* _Exercise directions_: Within the material below, find each line bearing the word "color" and present it.
··· Source material
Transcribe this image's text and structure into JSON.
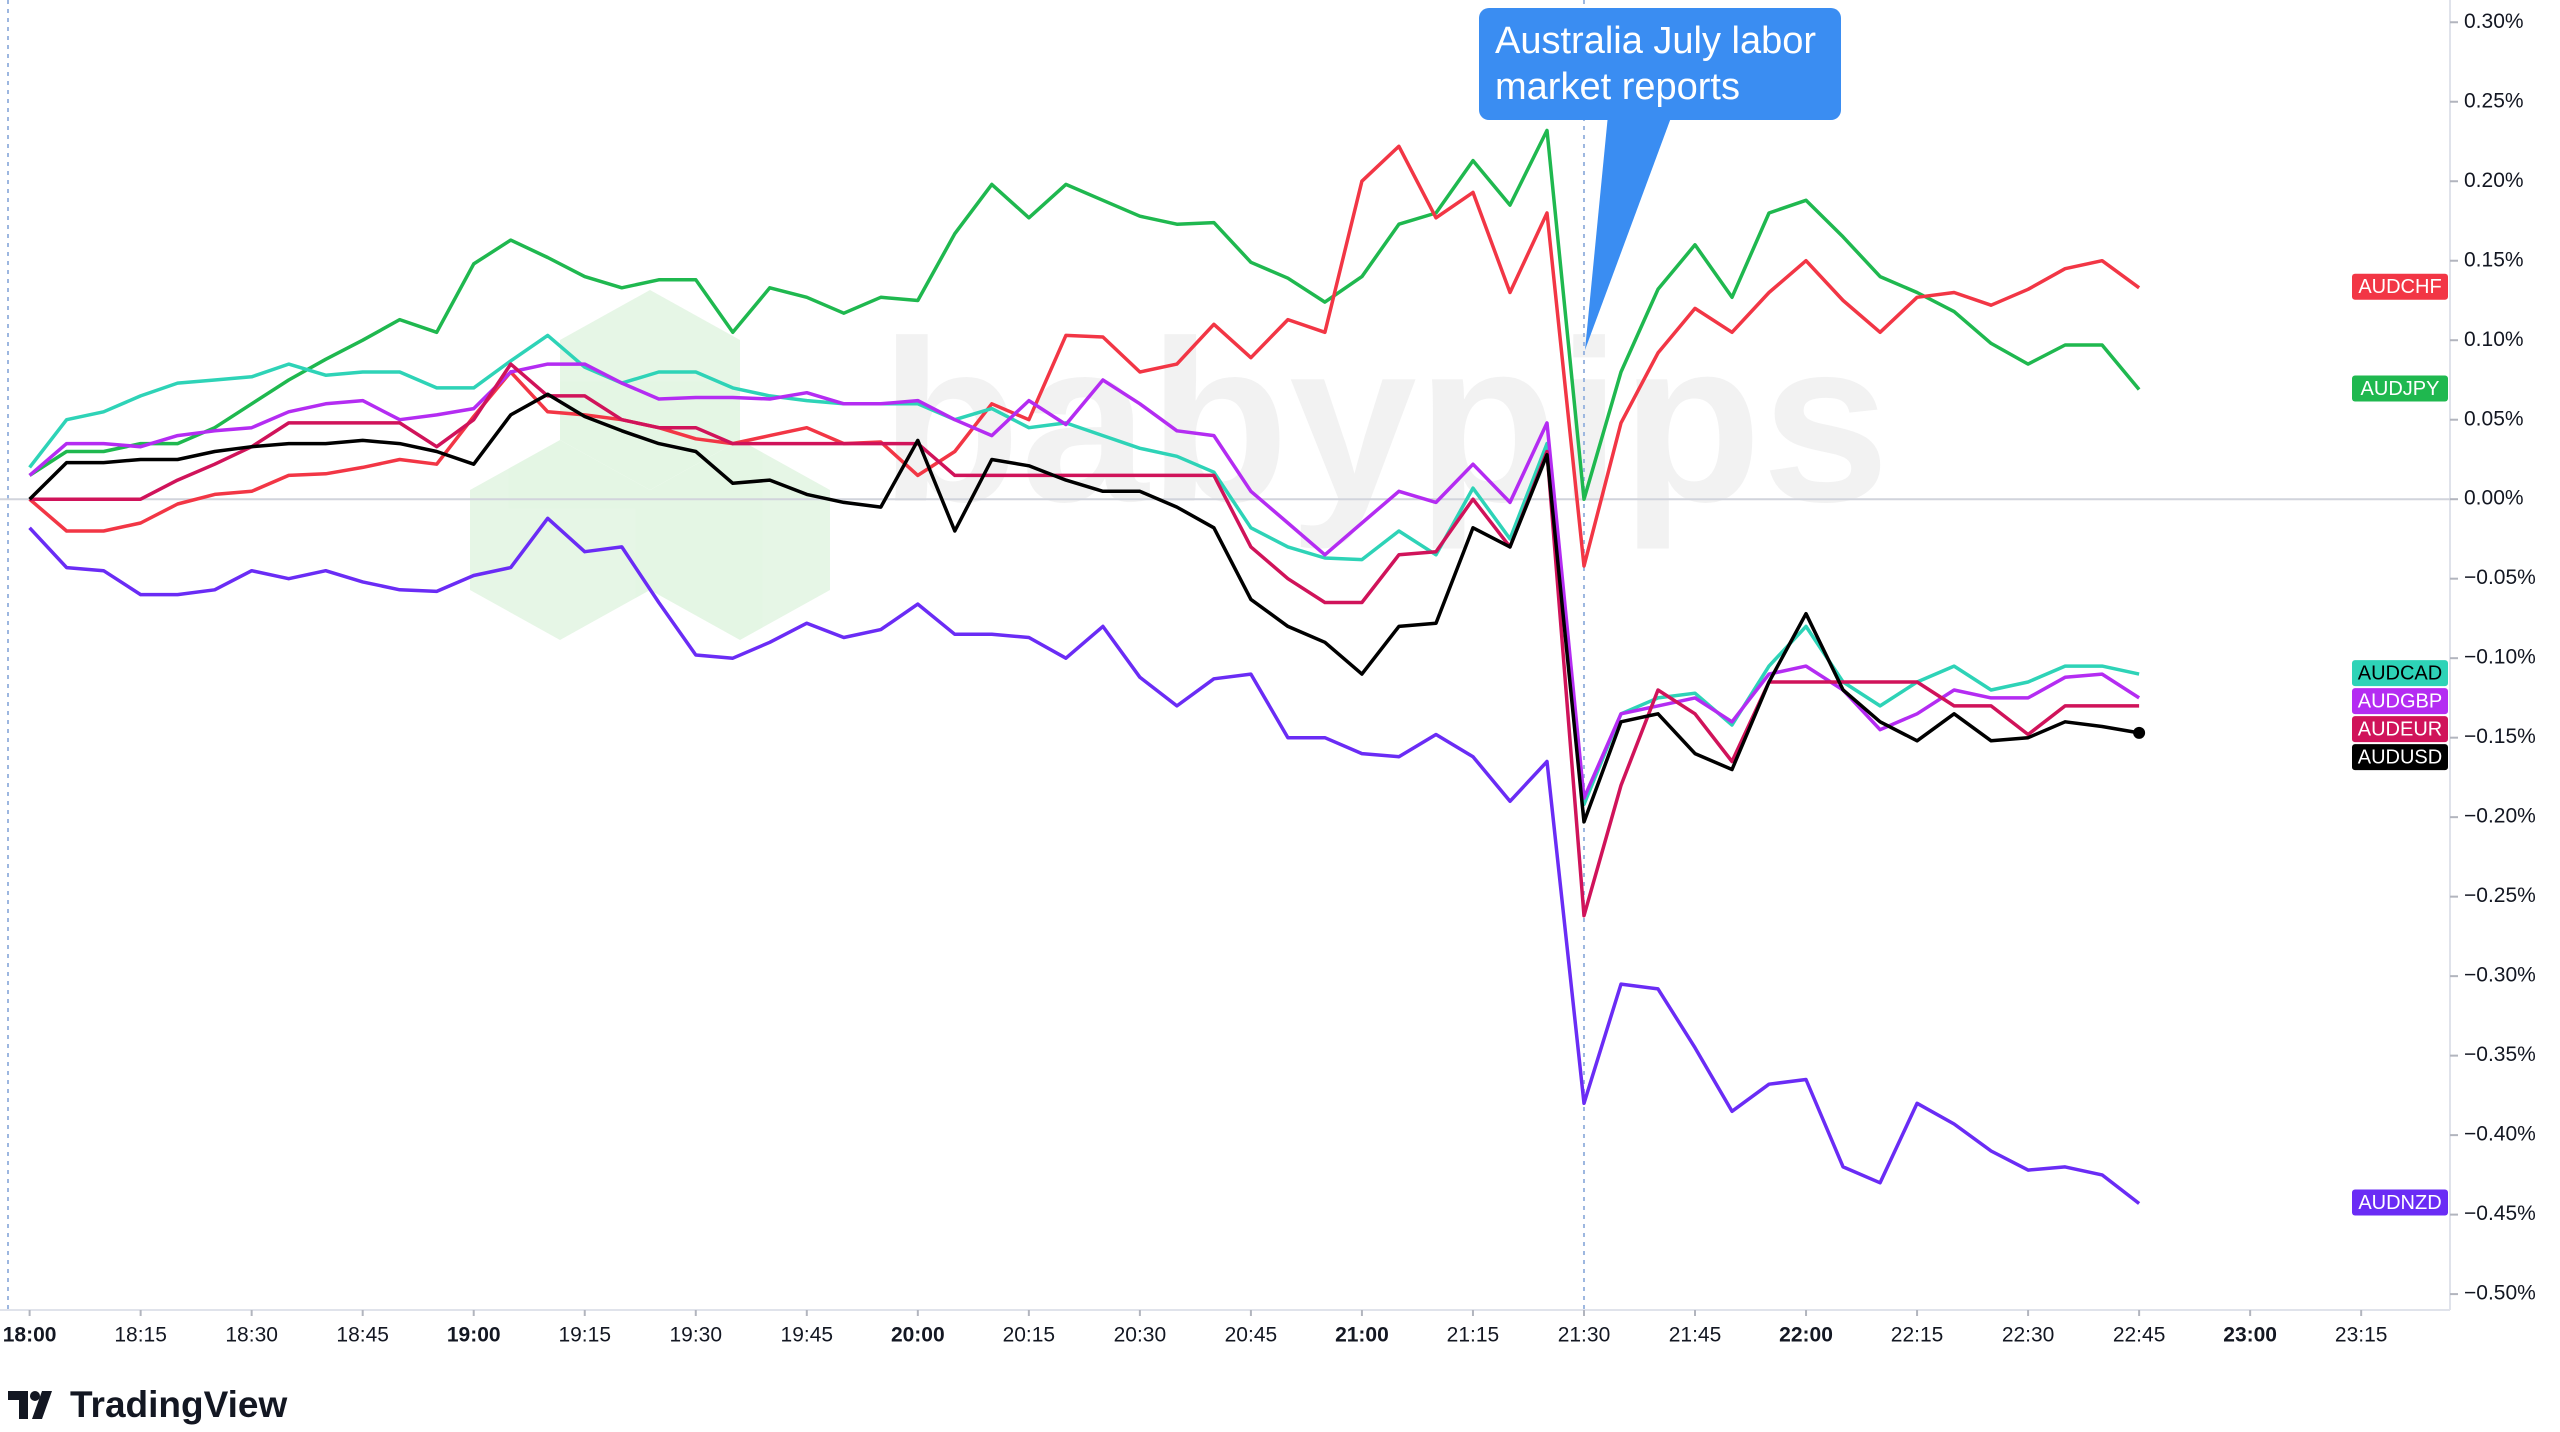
{
  "chart_data": {
    "type": "line",
    "annotation": "Australia July labor market reports",
    "watermark": "babypips",
    "brand": "TradingView",
    "x": [
      "18:00",
      "18:05",
      "18:10",
      "18:15",
      "18:20",
      "18:25",
      "18:30",
      "18:35",
      "18:40",
      "18:45",
      "18:50",
      "18:55",
      "19:00",
      "19:05",
      "19:10",
      "19:15",
      "19:20",
      "19:25",
      "19:30",
      "19:35",
      "19:40",
      "19:45",
      "19:50",
      "19:55",
      "20:00",
      "20:05",
      "20:10",
      "20:15",
      "20:20",
      "20:25",
      "20:30",
      "20:35",
      "20:40",
      "20:45",
      "20:50",
      "20:55",
      "21:00",
      "21:05",
      "21:10",
      "21:15",
      "21:20",
      "21:25",
      "21:30",
      "21:35",
      "21:40",
      "21:45",
      "21:50",
      "21:55",
      "22:00",
      "22:05",
      "22:10",
      "22:15",
      "22:20",
      "22:25",
      "22:30",
      "22:35",
      "22:40",
      "22:45"
    ],
    "xlim": [
      "17:56",
      "23:27"
    ],
    "xticks": [
      "18:00",
      "18:15",
      "18:30",
      "18:45",
      "19:00",
      "19:15",
      "19:30",
      "19:45",
      "20:00",
      "20:15",
      "20:30",
      "20:45",
      "21:00",
      "21:15",
      "21:30",
      "21:45",
      "22:00",
      "22:15",
      "22:30",
      "22:45",
      "23:00",
      "23:15"
    ],
    "ylim": [
      -0.51,
      0.314
    ],
    "yticks": [
      {
        "value": 0.3,
        "label": "0.30%"
      },
      {
        "value": 0.25,
        "label": "0.25%"
      },
      {
        "value": 0.2,
        "label": "0.20%"
      },
      {
        "value": 0.15,
        "label": "0.15%"
      },
      {
        "value": 0.1,
        "label": "0.10%"
      },
      {
        "value": 0.05,
        "label": "0.05%"
      },
      {
        "value": 0,
        "label": "0.00%"
      },
      {
        "value": -0.05,
        "label": "−0.05%"
      },
      {
        "value": -0.1,
        "label": "−0.10%"
      },
      {
        "value": -0.15,
        "label": "−0.15%"
      },
      {
        "value": -0.2,
        "label": "−0.20%"
      },
      {
        "value": -0.25,
        "label": "−0.25%"
      },
      {
        "value": -0.3,
        "label": "−0.30%"
      },
      {
        "value": -0.35,
        "label": "−0.35%"
      },
      {
        "value": -0.4,
        "label": "−0.40%"
      },
      {
        "value": -0.45,
        "label": "−0.45%"
      },
      {
        "value": -0.5,
        "label": "−0.50%"
      }
    ],
    "series": [
      {
        "name": "AUDNZD",
        "color": "#6a2cf5",
        "values": [
          -0.018,
          -0.043,
          -0.045,
          -0.06,
          -0.06,
          -0.057,
          -0.045,
          -0.05,
          -0.045,
          -0.052,
          -0.057,
          -0.058,
          -0.048,
          -0.043,
          -0.012,
          -0.033,
          -0.03,
          -0.065,
          -0.098,
          -0.1,
          -0.09,
          -0.078,
          -0.087,
          -0.082,
          -0.066,
          -0.085,
          -0.085,
          -0.087,
          -0.1,
          -0.08,
          -0.112,
          -0.13,
          -0.113,
          -0.11,
          -0.15,
          -0.15,
          -0.16,
          -0.162,
          -0.148,
          -0.162,
          -0.19,
          -0.165,
          -0.38,
          -0.305,
          -0.308,
          -0.345,
          -0.385,
          -0.368,
          -0.365,
          -0.42,
          -0.43,
          -0.38,
          -0.393,
          -0.41,
          -0.422,
          -0.42,
          -0.425,
          -0.443
        ]
      },
      {
        "name": "AUDJPY",
        "color": "#1fb84f",
        "values": [
          0.015,
          0.03,
          0.03,
          0.035,
          0.035,
          0.045,
          0.06,
          0.075,
          0.088,
          0.1,
          0.113,
          0.105,
          0.148,
          0.163,
          0.152,
          0.14,
          0.133,
          0.138,
          0.138,
          0.105,
          0.133,
          0.127,
          0.117,
          0.127,
          0.125,
          0.167,
          0.198,
          0.177,
          0.198,
          0.188,
          0.178,
          0.173,
          0.174,
          0.149,
          0.139,
          0.124,
          0.14,
          0.173,
          0.18,
          0.213,
          0.185,
          0.232,
          0,
          0.08,
          0.132,
          0.16,
          0.127,
          0.18,
          0.188,
          0.165,
          0.14,
          0.13,
          0.118,
          0.098,
          0.085,
          0.097,
          0.097,
          0.069
        ]
      },
      {
        "name": "AUDCHF",
        "color": "#f23645",
        "values": [
          0,
          -0.02,
          -0.02,
          -0.015,
          -0.003,
          0.003,
          0.005,
          0.015,
          0.016,
          0.02,
          0.025,
          0.022,
          0.052,
          0.08,
          0.055,
          0.053,
          0.05,
          0.045,
          0.038,
          0.035,
          0.04,
          0.045,
          0.035,
          0.036,
          0.015,
          0.03,
          0.06,
          0.05,
          0.103,
          0.102,
          0.08,
          0.085,
          0.11,
          0.089,
          0.113,
          0.105,
          0.2,
          0.222,
          0.177,
          0.193,
          0.13,
          0.18,
          -0.042,
          0.048,
          0.092,
          0.12,
          0.105,
          0.13,
          0.15,
          0.125,
          0.105,
          0.127,
          0.13,
          0.122,
          0.132,
          0.145,
          0.15,
          0.133
        ]
      },
      {
        "name": "AUDCAD",
        "color": "#2ed3b7",
        "values": [
          0.02,
          0.05,
          0.055,
          0.065,
          0.073,
          0.075,
          0.077,
          0.085,
          0.078,
          0.08,
          0.08,
          0.07,
          0.07,
          0.087,
          0.103,
          0.083,
          0.073,
          0.08,
          0.08,
          0.07,
          0.065,
          0.062,
          0.06,
          0.06,
          0.06,
          0.05,
          0.057,
          0.045,
          0.048,
          0.04,
          0.032,
          0.027,
          0.017,
          -0.018,
          -0.03,
          -0.037,
          -0.038,
          -0.02,
          -0.035,
          0.007,
          -0.025,
          0.035,
          -0.192,
          -0.135,
          -0.125,
          -0.122,
          -0.142,
          -0.105,
          -0.08,
          -0.115,
          -0.13,
          -0.115,
          -0.105,
          -0.12,
          -0.115,
          -0.105,
          -0.105,
          -0.11
        ]
      },
      {
        "name": "AUDGBP",
        "color": "#b42cf2",
        "values": [
          0.015,
          0.035,
          0.035,
          0.033,
          0.04,
          0.043,
          0.045,
          0.055,
          0.06,
          0.062,
          0.05,
          0.053,
          0.057,
          0.08,
          0.085,
          0.085,
          0.073,
          0.063,
          0.064,
          0.064,
          0.063,
          0.067,
          0.06,
          0.06,
          0.062,
          0.05,
          0.04,
          0.062,
          0.047,
          0.075,
          0.06,
          0.043,
          0.04,
          0.005,
          -0.015,
          -0.035,
          -0.015,
          0.005,
          -0.002,
          0.022,
          -0.002,
          0.048,
          -0.188,
          -0.135,
          -0.13,
          -0.125,
          -0.14,
          -0.11,
          -0.105,
          -0.12,
          -0.145,
          -0.135,
          -0.12,
          -0.125,
          -0.125,
          -0.112,
          -0.11,
          -0.125
        ]
      },
      {
        "name": "AUDEUR",
        "color": "#d0135a",
        "values": [
          0,
          0,
          0,
          0,
          0.012,
          0.022,
          0.033,
          0.048,
          0.048,
          0.048,
          0.048,
          0.033,
          0.05,
          0.085,
          0.065,
          0.065,
          0.05,
          0.045,
          0.045,
          0.035,
          0.035,
          0.035,
          0.035,
          0.035,
          0.035,
          0.015,
          0.015,
          0.015,
          0.015,
          0.015,
          0.015,
          0.015,
          0.015,
          -0.03,
          -0.05,
          -0.065,
          -0.065,
          -0.035,
          -0.033,
          0,
          -0.03,
          0.03,
          -0.262,
          -0.18,
          -0.12,
          -0.135,
          -0.165,
          -0.115,
          -0.115,
          -0.115,
          -0.115,
          -0.115,
          -0.13,
          -0.13,
          -0.148,
          -0.13,
          -0.13,
          -0.13
        ]
      },
      {
        "name": "AUDUSD",
        "color": "#000000",
        "values": [
          0,
          0.023,
          0.023,
          0.025,
          0.025,
          0.03,
          0.033,
          0.035,
          0.035,
          0.037,
          0.035,
          0.03,
          0.022,
          0.053,
          0.066,
          0.052,
          0.043,
          0.035,
          0.03,
          0.01,
          0.012,
          0.003,
          -0.002,
          -0.005,
          0.037,
          -0.02,
          0.025,
          0.021,
          0.012,
          0.005,
          0.005,
          -0.005,
          -0.018,
          -0.063,
          -0.08,
          -0.09,
          -0.11,
          -0.08,
          -0.078,
          -0.018,
          -0.03,
          0.028,
          -0.203,
          -0.14,
          -0.135,
          -0.16,
          -0.17,
          -0.115,
          -0.072,
          -0.12,
          -0.14,
          -0.152,
          -0.135,
          -0.152,
          -0.15,
          -0.14,
          -0.143,
          -0.147
        ]
      }
    ]
  }
}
······
* _Completed task_:
        "color": "#6a2cf5",
        "color": "#1fb84f",
        "color": "#f23645",
        "color": "#2ed3b7",
        "color": "#b42cf2",
        "color": "#d0135a",
        "color": "#000000",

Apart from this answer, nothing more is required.